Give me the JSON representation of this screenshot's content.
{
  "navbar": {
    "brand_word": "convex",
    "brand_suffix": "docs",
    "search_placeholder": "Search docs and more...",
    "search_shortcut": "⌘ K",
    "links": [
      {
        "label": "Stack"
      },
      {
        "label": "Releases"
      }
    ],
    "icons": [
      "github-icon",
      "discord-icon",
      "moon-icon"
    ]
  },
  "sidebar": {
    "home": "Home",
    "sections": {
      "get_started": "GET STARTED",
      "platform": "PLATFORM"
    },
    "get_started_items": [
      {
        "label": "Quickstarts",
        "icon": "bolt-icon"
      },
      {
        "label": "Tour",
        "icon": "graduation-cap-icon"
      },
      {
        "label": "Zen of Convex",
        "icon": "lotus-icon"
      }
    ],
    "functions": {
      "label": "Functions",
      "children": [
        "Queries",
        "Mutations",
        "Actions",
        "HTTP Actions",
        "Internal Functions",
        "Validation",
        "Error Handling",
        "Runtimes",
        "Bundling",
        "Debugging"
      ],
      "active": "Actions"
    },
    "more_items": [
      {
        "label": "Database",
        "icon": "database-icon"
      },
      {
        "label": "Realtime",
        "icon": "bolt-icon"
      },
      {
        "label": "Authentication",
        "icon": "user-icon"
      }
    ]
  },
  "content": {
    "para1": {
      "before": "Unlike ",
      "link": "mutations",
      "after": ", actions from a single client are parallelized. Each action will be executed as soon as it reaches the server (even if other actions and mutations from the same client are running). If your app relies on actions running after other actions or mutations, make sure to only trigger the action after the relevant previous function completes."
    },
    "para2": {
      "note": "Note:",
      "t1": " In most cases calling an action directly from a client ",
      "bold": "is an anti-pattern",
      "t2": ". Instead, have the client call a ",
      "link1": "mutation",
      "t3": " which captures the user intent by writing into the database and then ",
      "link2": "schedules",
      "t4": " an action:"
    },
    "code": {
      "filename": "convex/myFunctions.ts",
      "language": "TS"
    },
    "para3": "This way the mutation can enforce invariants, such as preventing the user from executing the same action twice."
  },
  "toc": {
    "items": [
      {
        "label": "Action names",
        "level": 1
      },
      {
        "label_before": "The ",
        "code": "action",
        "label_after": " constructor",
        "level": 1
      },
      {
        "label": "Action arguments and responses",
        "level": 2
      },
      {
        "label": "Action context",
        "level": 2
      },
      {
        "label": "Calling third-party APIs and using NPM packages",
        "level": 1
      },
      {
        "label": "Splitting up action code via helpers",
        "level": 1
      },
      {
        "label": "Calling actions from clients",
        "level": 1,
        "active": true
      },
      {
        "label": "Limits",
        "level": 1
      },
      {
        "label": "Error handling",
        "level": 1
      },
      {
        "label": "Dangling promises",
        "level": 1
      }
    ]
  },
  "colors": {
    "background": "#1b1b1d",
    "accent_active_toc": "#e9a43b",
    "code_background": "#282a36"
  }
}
--
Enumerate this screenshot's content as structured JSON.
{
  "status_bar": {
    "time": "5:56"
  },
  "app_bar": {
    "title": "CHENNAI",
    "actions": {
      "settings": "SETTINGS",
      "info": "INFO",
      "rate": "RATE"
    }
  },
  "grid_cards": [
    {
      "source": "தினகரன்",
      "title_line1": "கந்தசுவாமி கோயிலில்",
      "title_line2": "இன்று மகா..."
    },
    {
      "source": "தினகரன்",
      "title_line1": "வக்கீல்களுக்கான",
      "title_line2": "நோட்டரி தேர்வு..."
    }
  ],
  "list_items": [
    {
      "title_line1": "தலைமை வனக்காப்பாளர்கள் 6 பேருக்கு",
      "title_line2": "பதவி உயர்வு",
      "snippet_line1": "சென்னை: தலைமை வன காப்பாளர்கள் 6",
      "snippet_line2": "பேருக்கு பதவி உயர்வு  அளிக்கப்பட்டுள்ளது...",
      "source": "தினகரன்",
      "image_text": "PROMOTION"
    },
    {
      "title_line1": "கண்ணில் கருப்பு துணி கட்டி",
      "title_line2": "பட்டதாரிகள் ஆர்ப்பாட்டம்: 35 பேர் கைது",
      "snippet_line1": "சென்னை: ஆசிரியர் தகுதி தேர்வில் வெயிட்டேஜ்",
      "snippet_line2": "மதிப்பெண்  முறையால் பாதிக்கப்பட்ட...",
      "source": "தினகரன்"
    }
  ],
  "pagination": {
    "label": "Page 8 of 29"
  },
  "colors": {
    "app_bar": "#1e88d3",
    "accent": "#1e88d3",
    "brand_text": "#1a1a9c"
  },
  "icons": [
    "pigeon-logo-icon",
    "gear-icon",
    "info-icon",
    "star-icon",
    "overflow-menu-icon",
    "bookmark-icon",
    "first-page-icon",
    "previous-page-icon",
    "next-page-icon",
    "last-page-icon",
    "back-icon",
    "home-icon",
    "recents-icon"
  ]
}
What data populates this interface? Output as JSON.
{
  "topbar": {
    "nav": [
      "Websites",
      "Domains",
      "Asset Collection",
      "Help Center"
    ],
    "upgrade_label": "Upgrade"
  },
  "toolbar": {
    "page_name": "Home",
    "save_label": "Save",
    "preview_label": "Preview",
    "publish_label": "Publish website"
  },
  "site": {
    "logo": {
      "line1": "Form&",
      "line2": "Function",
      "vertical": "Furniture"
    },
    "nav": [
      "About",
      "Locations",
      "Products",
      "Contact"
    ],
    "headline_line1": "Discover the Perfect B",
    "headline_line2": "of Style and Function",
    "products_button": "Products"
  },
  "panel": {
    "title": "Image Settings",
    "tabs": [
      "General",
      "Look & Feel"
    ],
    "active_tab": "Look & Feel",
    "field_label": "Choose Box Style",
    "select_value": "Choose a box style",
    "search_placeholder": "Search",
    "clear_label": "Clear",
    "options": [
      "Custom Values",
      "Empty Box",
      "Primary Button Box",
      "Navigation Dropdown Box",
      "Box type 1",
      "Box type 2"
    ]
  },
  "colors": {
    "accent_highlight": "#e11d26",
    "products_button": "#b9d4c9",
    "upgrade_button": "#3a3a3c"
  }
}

= What you need to do =
Scan the records above for the string "content", then select every line that holds it.

= Right answer =
Give me the JSON representation of this screenshot's content.
  "content": {
Enumerate this screenshot's content as structured JSON.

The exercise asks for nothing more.